Omit all images, then return the remaining material exactly as it stands.
## Begin Data provided
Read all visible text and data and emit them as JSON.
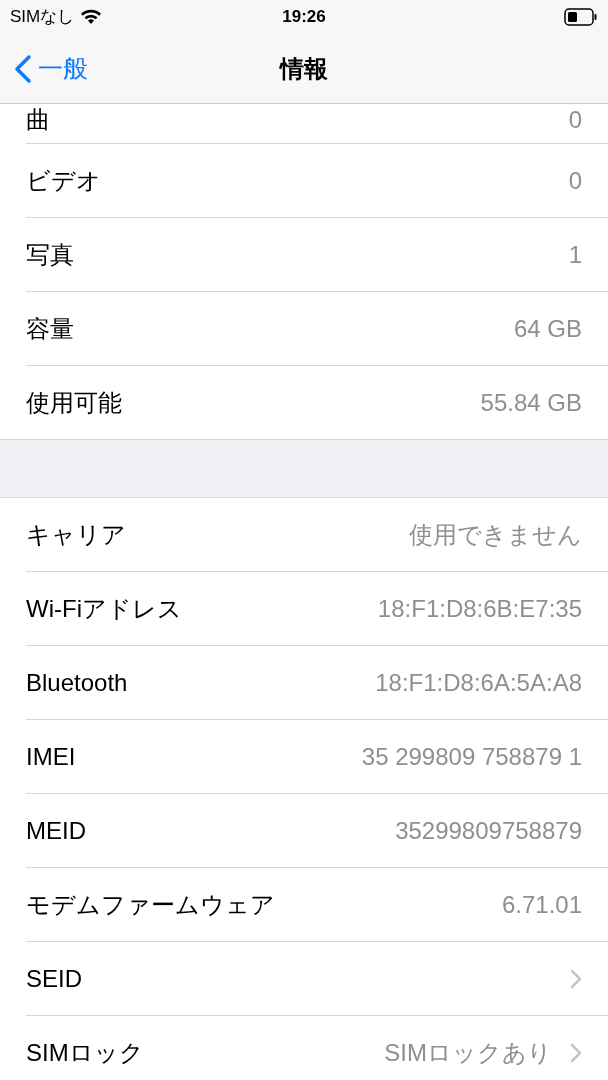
{
  "status_bar": {
    "carrier": "SIMなし",
    "time": "19:26"
  },
  "nav": {
    "back": "一般",
    "title": "情報"
  },
  "sections": [
    {
      "rows": [
        {
          "kind": "cut",
          "label": "曲",
          "value": "0",
          "disclosure": false
        },
        {
          "kind": "full",
          "label": "ビデオ",
          "value": "0",
          "disclosure": false
        },
        {
          "kind": "full",
          "label": "写真",
          "value": "1",
          "disclosure": false
        },
        {
          "kind": "full",
          "label": "容量",
          "value": "64 GB",
          "disclosure": false
        },
        {
          "kind": "full",
          "label": "使用可能",
          "value": "55.84 GB",
          "disclosure": false
        }
      ]
    },
    {
      "rows": [
        {
          "kind": "full",
          "label": "キャリア",
          "value": "使用できません",
          "disclosure": false
        },
        {
          "kind": "full",
          "label": "Wi-Fiアドレス",
          "value": "18:F1:D8:6B:E7:35",
          "disclosure": false
        },
        {
          "kind": "full",
          "label": "Bluetooth",
          "value": "18:F1:D8:6A:5A:A8",
          "disclosure": false
        },
        {
          "kind": "full",
          "label": "IMEI",
          "value": "35 299809 758879 1",
          "disclosure": false
        },
        {
          "kind": "full",
          "label": "MEID",
          "value": "35299809758879",
          "disclosure": false
        },
        {
          "kind": "full",
          "label": "モデムファームウェア",
          "value": "6.71.01",
          "disclosure": false
        },
        {
          "kind": "full",
          "label": "SEID",
          "disclosure": true
        },
        {
          "kind": "full",
          "label": "SIMロック",
          "value": "SIMロックあり",
          "disclosure": true
        }
      ]
    }
  ]
}
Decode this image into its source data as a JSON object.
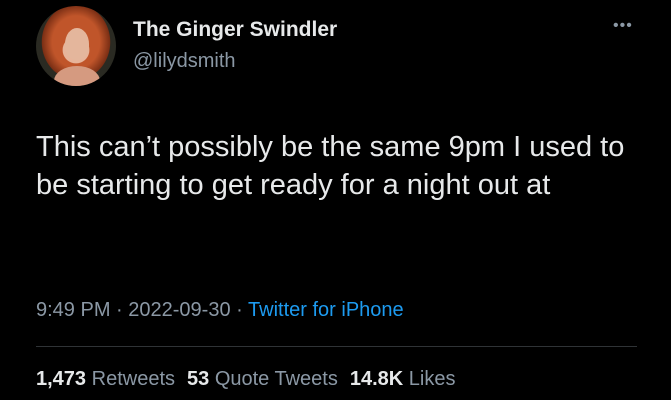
{
  "user": {
    "display_name": "The Ginger Swindler",
    "handle": "@lilydsmith"
  },
  "more_icon": "more-horizontal-icon",
  "tweet": {
    "text": "This can’t possibly be the same 9pm I used to be starting to get ready for a night out at",
    "time": "9:49 PM",
    "separator": "·",
    "date": "2022-09-30",
    "source": "Twitter for iPhone"
  },
  "stats": {
    "retweets_count": "1,473",
    "retweets_label": "Retweets",
    "quotes_count": "53",
    "quotes_label": "Quote Tweets",
    "likes_count": "14.8K",
    "likes_label": "Likes"
  },
  "colors": {
    "background": "#000000",
    "text": "#e7e9ea",
    "muted": "#8b98a5",
    "link": "#1d9bf0"
  }
}
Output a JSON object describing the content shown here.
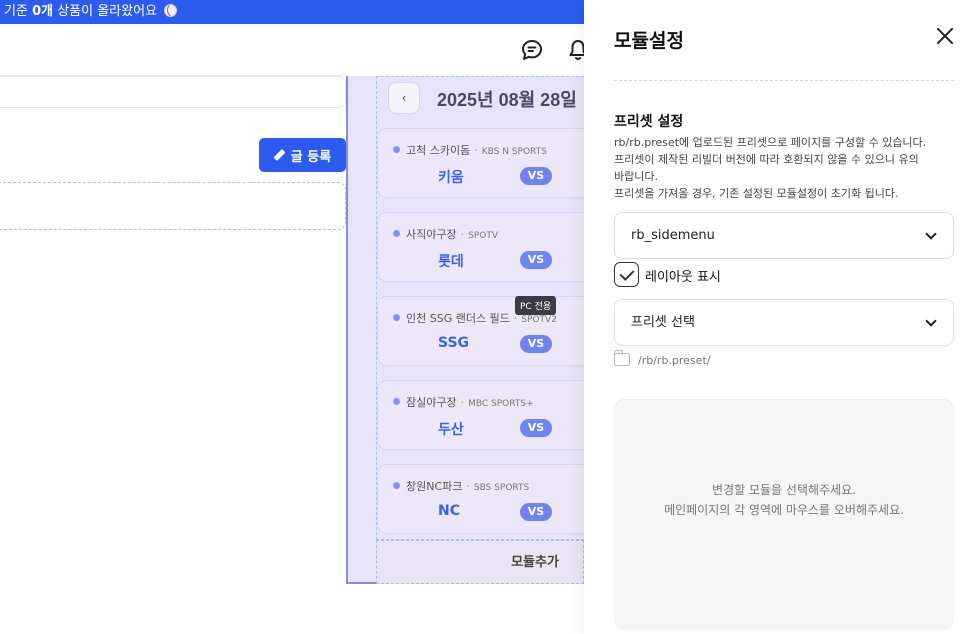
{
  "banner": {
    "text_prefix": "기준 ",
    "count": "0개",
    "text_suffix": " 상품이 올라왔어요"
  },
  "left": {
    "post_button": "글 등록"
  },
  "widget": {
    "date": "2025년 08월 28일",
    "prev_label": "‹",
    "tooltip": "PC 전용",
    "add_module": "모듈추가",
    "games": [
      {
        "venue": "고척 스카이돔",
        "broadcast": "KBS N SPORTS",
        "team": "키움",
        "vs": "VS"
      },
      {
        "venue": "사직야구장",
        "broadcast": "SPOTV",
        "team": "롯데",
        "vs": "VS"
      },
      {
        "venue": "인천 SSG 랜더스 필드",
        "broadcast": "SPOTV2",
        "team": "SSG",
        "vs": "VS"
      },
      {
        "venue": "잠실야구장",
        "broadcast": "MBC SPORTS+",
        "team": "두산",
        "vs": "VS"
      },
      {
        "venue": "창원NC파크",
        "broadcast": "SBS SPORTS",
        "team": "NC",
        "vs": "VS"
      }
    ]
  },
  "panel": {
    "title": "모듈설정",
    "section_title": "프리셋 설정",
    "desc_lines": [
      "rb/rb.preset에 업로드된 프리셋으로 페이지를 구성할 수 있습니다.",
      "프리셋이 제작된 리빌더 버전에 따라 호환되지 않을 수 있으니 유의",
      "바랍니다.",
      "프리셋을 가져올 경우, 기존 설정된 모듈설정이 초기화 됩니다."
    ],
    "select_theme": "rb_sidemenu",
    "layout_checkbox_label": "레이아웃 표시",
    "layout_checked": true,
    "select_preset": "프리셋 선택",
    "folder_path": "/rb/rb.preset/",
    "empty_lines": [
      "변경할 모듈을 선택해주세요.",
      "메인페이지의 각 영역에 마우스를 오버해주세요."
    ]
  },
  "colors": {
    "accent": "#2c5bf0",
    "widget_bg": "#e7e3f8",
    "team": "#3c63e6",
    "vs_badge": "#6f84ec"
  }
}
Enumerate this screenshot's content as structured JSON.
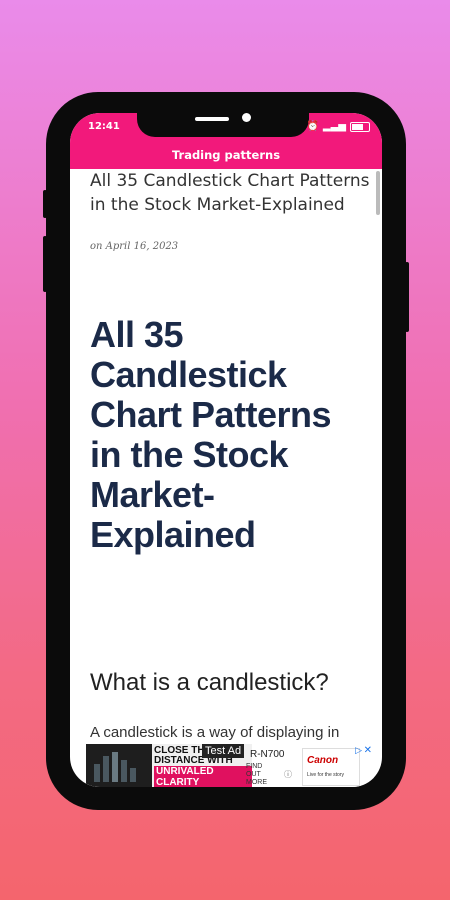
{
  "status_bar": {
    "time": "12:41",
    "battery_icon": "battery-icon"
  },
  "app_bar": {
    "title": "Trading patterns"
  },
  "post": {
    "title": "All 35 Candlestick Chart Patterns in the Stock Market-Explained",
    "date": "on April 16, 2023"
  },
  "article": {
    "heading": "All 35 Candlestick Chart Patterns in the Stock Market-Explained",
    "subheading": "What is a candlestick?",
    "paragraph_start": "A candlestick is a way of displaying in"
  },
  "ad": {
    "headline_1": "CLOSE THE",
    "headline_2": "DISTANCE WITH",
    "headline_3": "UNRIVALED CLARITY",
    "test_label": "Test Ad",
    "model": "R-N700",
    "find_out_more": "FIND OUT MORE",
    "brand": "Canon",
    "tagline": "Live for the story",
    "adchoices_icon": "adchoices-icon",
    "close_icon": "close-icon"
  },
  "colors": {
    "brand_pink": "#f2197b",
    "heading_navy": "#1b2a48"
  }
}
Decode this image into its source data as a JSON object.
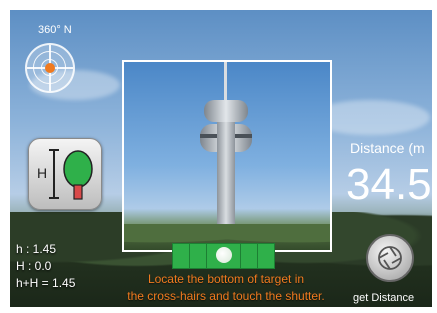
{
  "compass": {
    "heading_label": "360° N"
  },
  "height_button": {
    "label": "H"
  },
  "stats": {
    "h": "h : 1.45",
    "H": "H : 0.0",
    "sum": "h+H = 1.45"
  },
  "distance": {
    "label": "Distance (m",
    "value": "34.5"
  },
  "instructions": {
    "line1": "Locate the bottom of target in",
    "line2": "the cross-hairs and touch the shutter."
  },
  "shutter": {
    "label": "get Distance"
  },
  "colors": {
    "accent": "#f07a1f",
    "level": "#2fb04a"
  }
}
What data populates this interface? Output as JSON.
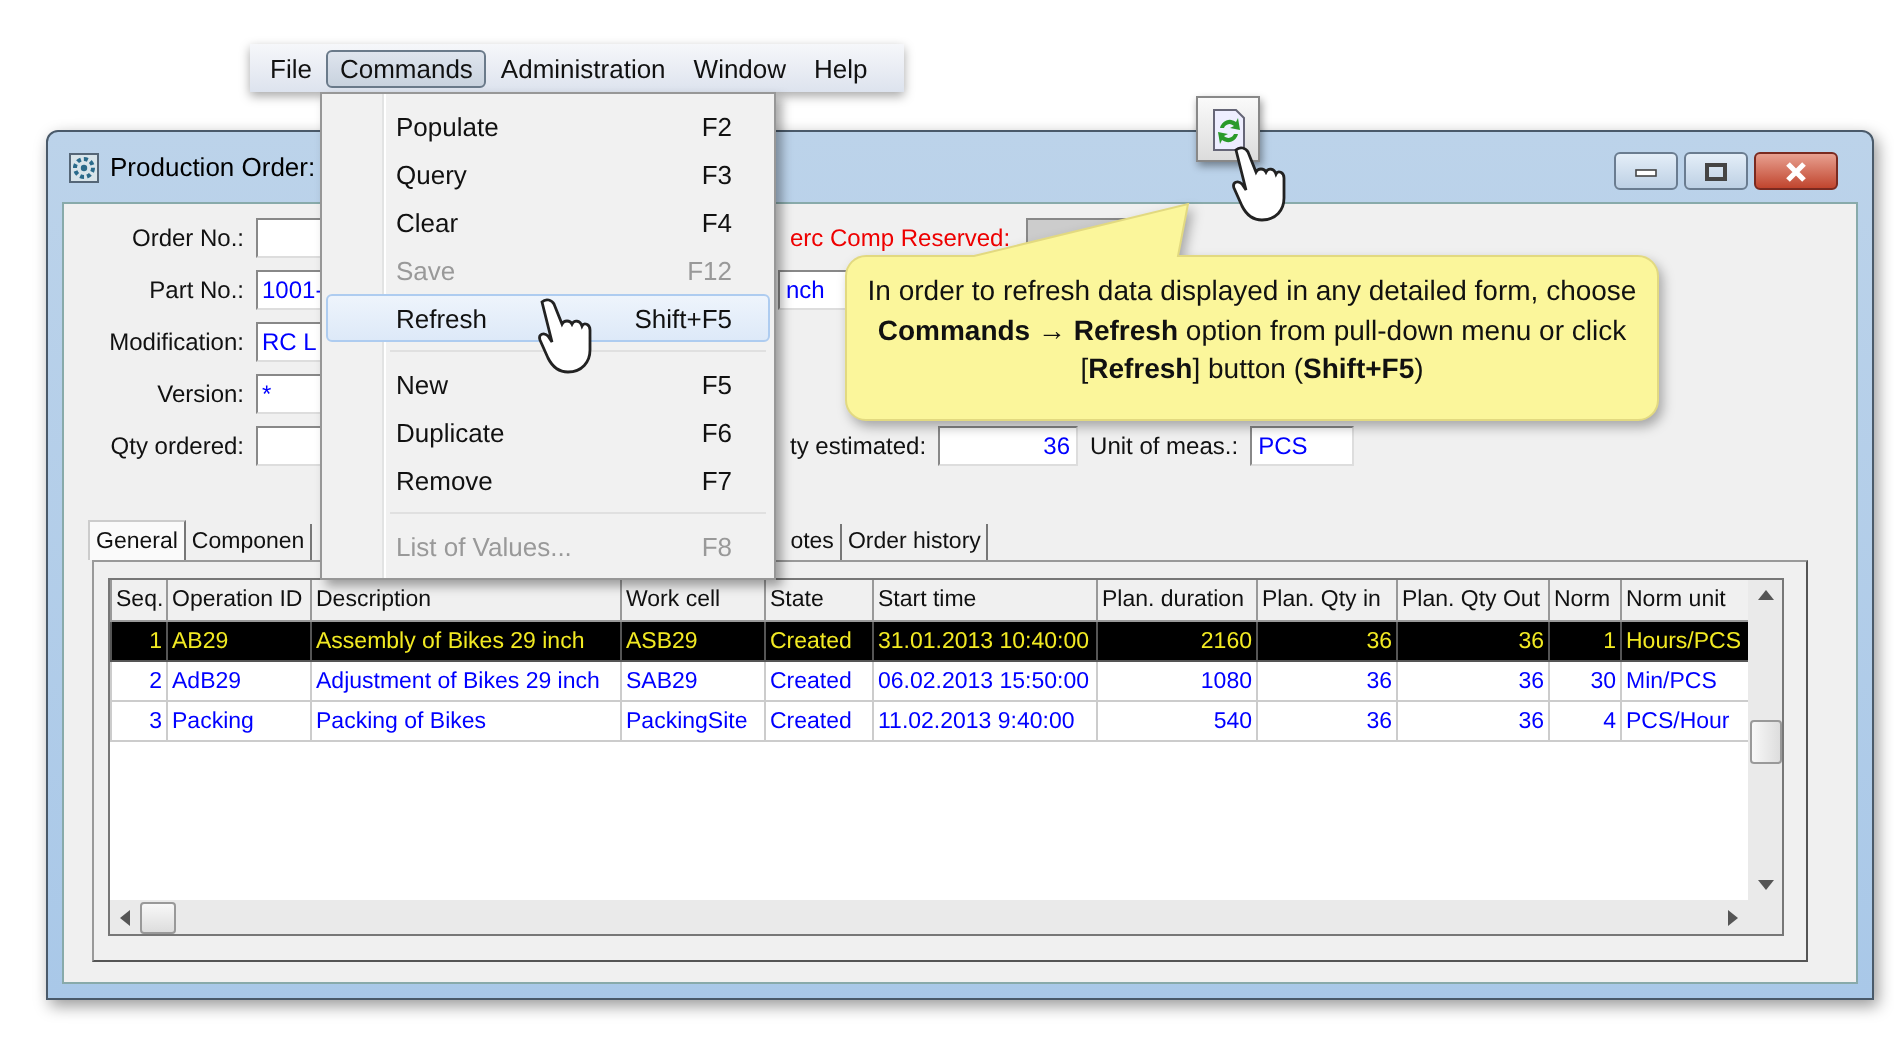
## End Data provided
Finished answer
Read all visible text and data and emit them as JSON.
{
  "status_bar": {
    "carrier": "SIMなし",
    "time": "19:26"
  },
  "nav": {
    "back": "一般",
    "title": "情報"
  },
  "sections": [
    {
      "rows": [
        {
          "kind": "cut",
          "label": "曲",
          "value": "0",
          "disclosure": false
        },
        {
          "kind": "full",
          "label": "ビデオ",
          "value": "0",
          "disclosure": false
        },
        {
          "kind": "full",
          "label": "写真",
          "value": "1",
          "disclosure": false
        },
        {
          "kind": "full",
          "label": "容量",
          "value": "64 GB",
          "disclosure": false
        },
        {
          "kind": "full",
          "label": "使用可能",
          "value": "55.84 GB",
          "disclosure": false
        }
      ]
    },
    {
      "rows": [
        {
          "kind": "full",
          "label": "キャリア",
          "value": "使用できません",
          "disclosure": false
        },
        {
          "kind": "full",
          "label": "Wi-Fiアドレス",
          "value": "18:F1:D8:6B:E7:35",
          "disclosure": false
        },
        {
          "kind": "full",
          "label": "Bluetooth",
          "value": "18:F1:D8:6A:5A:A8",
          "disclosure": false
        },
        {
          "kind": "full",
          "label": "IMEI",
          "value": "35 299809 758879 1",
          "disclosure": false
        },
        {
          "kind": "full",
          "label": "MEID",
          "value": "35299809758879",
          "disclosure": false
        },
        {
          "kind": "full",
          "label": "モデムファームウェア",
          "value": "6.71.01",
          "disclosure": false
        },
        {
          "kind": "full",
          "label": "SEID",
          "disclosure": true
        },
        {
          "kind": "full",
          "label": "SIMロック",
          "value": "SIMロックあり",
          "disclosure": true
        }
      ]
    }
  ]
}
Decode this image into its source data as a JSON object.
{
  "user": {
    "display_name": "The Ginger Swindler",
    "handle": "@lilydsmith"
  },
  "more_icon": "more-horizontal-icon",
  "tweet": {
    "text": "This can’t possibly be the same 9pm I used to be starting to get ready for a night out at",
    "time": "9:49 PM",
    "separator": "·",
    "date": "2022-09-30",
    "source": "Twitter for iPhone"
  },
  "stats": {
    "retweets_count": "1,473",
    "retweets_label": "Retweets",
    "quotes_count": "53",
    "quotes_label": "Quote Tweets",
    "likes_count": "14.8K",
    "likes_label": "Likes"
  },
  "colors": {
    "background": "#000000",
    "text": "#e7e9ea",
    "muted": "#8b98a5",
    "link": "#1d9bf0"
  }
}
Output a JSON object describing the content shown here.
{
  "banner": {
    "text_prefix": "기준 ",
    "count": "0개",
    "text_suffix": " 상품이 올라왔어요"
  },
  "left": {
    "post_button": "글 등록"
  },
  "widget": {
    "date": "2025년 08월 28일",
    "prev_label": "‹",
    "tooltip": "PC 전용",
    "add_module": "모듈추가",
    "games": [
      {
        "venue": "고척 스카이돔",
        "broadcast": "KBS N SPORTS",
        "team": "키움",
        "vs": "VS"
      },
      {
        "venue": "사직야구장",
        "broadcast": "SPOTV",
        "team": "롯데",
        "vs": "VS"
      },
      {
        "venue": "인천 SSG 랜더스 필드",
        "broadcast": "SPOTV2",
        "team": "SSG",
        "vs": "VS"
      },
      {
        "venue": "잠실야구장",
        "broadcast": "MBC SPORTS+",
        "team": "두산",
        "vs": "VS"
      },
      {
        "venue": "창원NC파크",
        "broadcast": "SBS SPORTS",
        "team": "NC",
        "vs": "VS"
      }
    ]
  },
  "panel": {
    "title": "모듈설정",
    "section_title": "프리셋 설정",
    "desc_lines": [
      "rb/rb.preset에 업로드된 프리셋으로 페이지를 구성할 수 있습니다.",
      "프리셋이 제작된 리빌더 버전에 따라 호환되지 않을 수 있으니 유의",
      "바랍니다.",
      "프리셋을 가져올 경우, 기존 설정된 모듈설정이 초기화 됩니다."
    ],
    "select_theme": "rb_sidemenu",
    "layout_checkbox_label": "레이아웃 표시",
    "layout_checked": true,
    "select_preset": "프리셋 선택",
    "folder_path": "/rb/rb.preset/",
    "empty_lines": [
      "변경할 모듈을 선택해주세요.",
      "메인페이지의 각 영역에 마우스를 오버해주세요."
    ]
  },
  "colors": {
    "accent": "#2c5bf0",
    "widget_bg": "#e7e3f8",
    "team": "#3c63e6",
    "vs_badge": "#6f84ec"
  }
}
Enumerate this screenshot's content as structured JSON.
{
  "status_bar": {
    "time": "12:41",
    "battery_icon": "battery-icon"
  },
  "app_bar": {
    "title": "Trading patterns"
  },
  "post": {
    "title": "All 35 Candlestick Chart Patterns in the Stock Market-Explained",
    "date": "on April 16, 2023"
  },
  "article": {
    "heading": "All 35 Candlestick Chart Patterns in the Stock Market-Explained",
    "subheading": "What is a candlestick?",
    "paragraph_start": "A candlestick is a way of displaying in"
  },
  "ad": {
    "headline_1": "CLOSE THE",
    "headline_2": "DISTANCE WITH",
    "headline_3": "UNRIVALED CLARITY",
    "test_label": "Test Ad",
    "model": "R-N700",
    "find_out_more": "FIND OUT MORE",
    "brand": "Canon",
    "tagline": "Live for the story",
    "adchoices_icon": "adchoices-icon",
    "close_icon": "close-icon"
  },
  "colors": {
    "brand_pink": "#f2197b",
    "heading_navy": "#1b2a48"
  }
}
Decode this image into its source data as a JSON object.
{
  "compass": {
    "heading_label": "360° N"
  },
  "height_button": {
    "label": "H"
  },
  "stats": {
    "h": "h : 1.45",
    "H": "H : 0.0",
    "sum": "h+H = 1.45"
  },
  "distance": {
    "label": "Distance (m",
    "value": "34.5"
  },
  "instructions": {
    "line1": "Locate the bottom of target in",
    "line2": "the cross-hairs and touch the shutter."
  },
  "shutter": {
    "label": "get Distance"
  },
  "colors": {
    "accent": "#f07a1f",
    "level": "#2fb04a"
  }
}
What data populates this interface? Output as JSON.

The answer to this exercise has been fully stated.